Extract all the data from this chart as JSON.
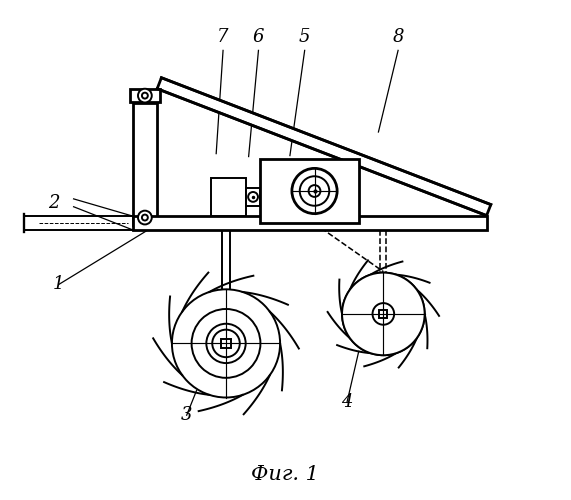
{
  "bg_color": "#ffffff",
  "line_color": "#000000",
  "fig_label": "Фиг. 1",
  "fig_label_fontsize": 15,
  "label_fontsize": 13
}
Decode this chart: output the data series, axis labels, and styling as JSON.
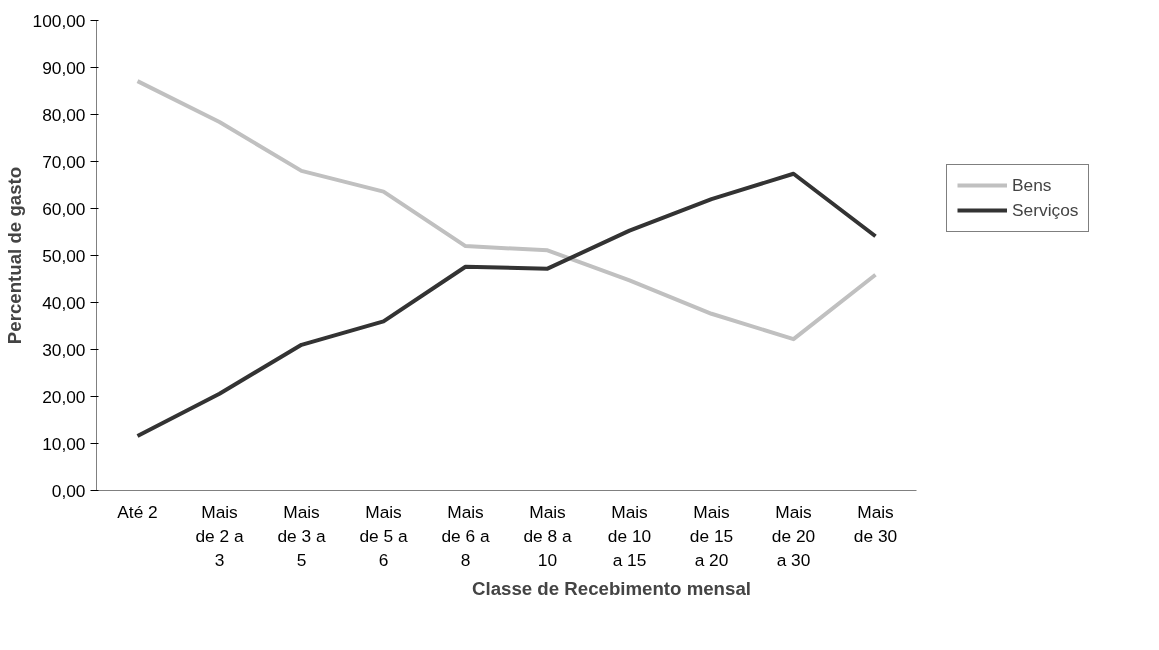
{
  "chart_data": {
    "type": "line",
    "xlabel": "Classe de Recebimento mensal",
    "ylabel": "Percentual de gasto",
    "categories": [
      "Até 2",
      "Mais de 2 a 3",
      "Mais de 3 a 5",
      "Mais de 5 a 6",
      "Mais de 6 a 8",
      "Mais de 8 a 10",
      "Mais de 10 a 15",
      "Mais de 15 a 20",
      "Mais de 20 a 30",
      "Mais de 30"
    ],
    "series": [
      {
        "name": "Bens",
        "color": "#c0c0c0",
        "values": [
          87.1,
          78.4,
          68.0,
          63.6,
          52.0,
          51.1,
          44.7,
          37.6,
          32.2,
          45.9
        ]
      },
      {
        "name": "Serviços",
        "color": "#333333",
        "values": [
          11.6,
          20.6,
          31.0,
          36.0,
          47.6,
          47.2,
          55.3,
          62.0,
          67.4,
          54.1
        ]
      }
    ],
    "ylim": [
      0,
      100
    ],
    "yticks": [
      {
        "value": 0,
        "label": "0,00"
      },
      {
        "value": 10,
        "label": "10,00"
      },
      {
        "value": 20,
        "label": "20,00"
      },
      {
        "value": 30,
        "label": "30,00"
      },
      {
        "value": 40,
        "label": "40,00"
      },
      {
        "value": 50,
        "label": "50,00"
      },
      {
        "value": 60,
        "label": "60,00"
      },
      {
        "value": 70,
        "label": "70,00"
      },
      {
        "value": 80,
        "label": "80,00"
      },
      {
        "value": 90,
        "label": "90,00"
      },
      {
        "value": 100,
        "label": "100,00"
      }
    ],
    "grid": false,
    "legend": "right",
    "marker": "none",
    "line_style": "solid"
  }
}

■ **WORK INSTRUCTIONS**: From the material above, reproduce everything verbatim except the pictures.

■ **WRITTEN REPLY**:
Extract all the data from this chart as JSON.
{
  "bg_color": "#ffffff",
  "line_color": "#000000",
  "fig_label": "Фиг. 1",
  "fig_label_fontsize": 15,
  "label_fontsize": 13
}
Decode this chart: output the data series, axis labels, and styling as JSON.
{
  "chart_data": {
    "type": "line",
    "xlabel": "Classe de Recebimento mensal",
    "ylabel": "Percentual de gasto",
    "categories": [
      "Até 2",
      "Mais de 2 a 3",
      "Mais de 3 a 5",
      "Mais de 5 a 6",
      "Mais de 6 a 8",
      "Mais de 8 a 10",
      "Mais de 10 a 15",
      "Mais de 15 a 20",
      "Mais de 20 a 30",
      "Mais de 30"
    ],
    "series": [
      {
        "name": "Bens",
        "color": "#c0c0c0",
        "values": [
          87.1,
          78.4,
          68.0,
          63.6,
          52.0,
          51.1,
          44.7,
          37.6,
          32.2,
          45.9
        ]
      },
      {
        "name": "Serviços",
        "color": "#333333",
        "values": [
          11.6,
          20.6,
          31.0,
          36.0,
          47.6,
          47.2,
          55.3,
          62.0,
          67.4,
          54.1
        ]
      }
    ],
    "ylim": [
      0,
      100
    ],
    "yticks": [
      {
        "value": 0,
        "label": "0,00"
      },
      {
        "value": 10,
        "label": "10,00"
      },
      {
        "value": 20,
        "label": "20,00"
      },
      {
        "value": 30,
        "label": "30,00"
      },
      {
        "value": 40,
        "label": "40,00"
      },
      {
        "value": 50,
        "label": "50,00"
      },
      {
        "value": 60,
        "label": "60,00"
      },
      {
        "value": 70,
        "label": "70,00"
      },
      {
        "value": 80,
        "label": "80,00"
      },
      {
        "value": 90,
        "label": "90,00"
      },
      {
        "value": 100,
        "label": "100,00"
      }
    ],
    "grid": false,
    "legend": "right",
    "marker": "none",
    "line_style": "solid"
  }
}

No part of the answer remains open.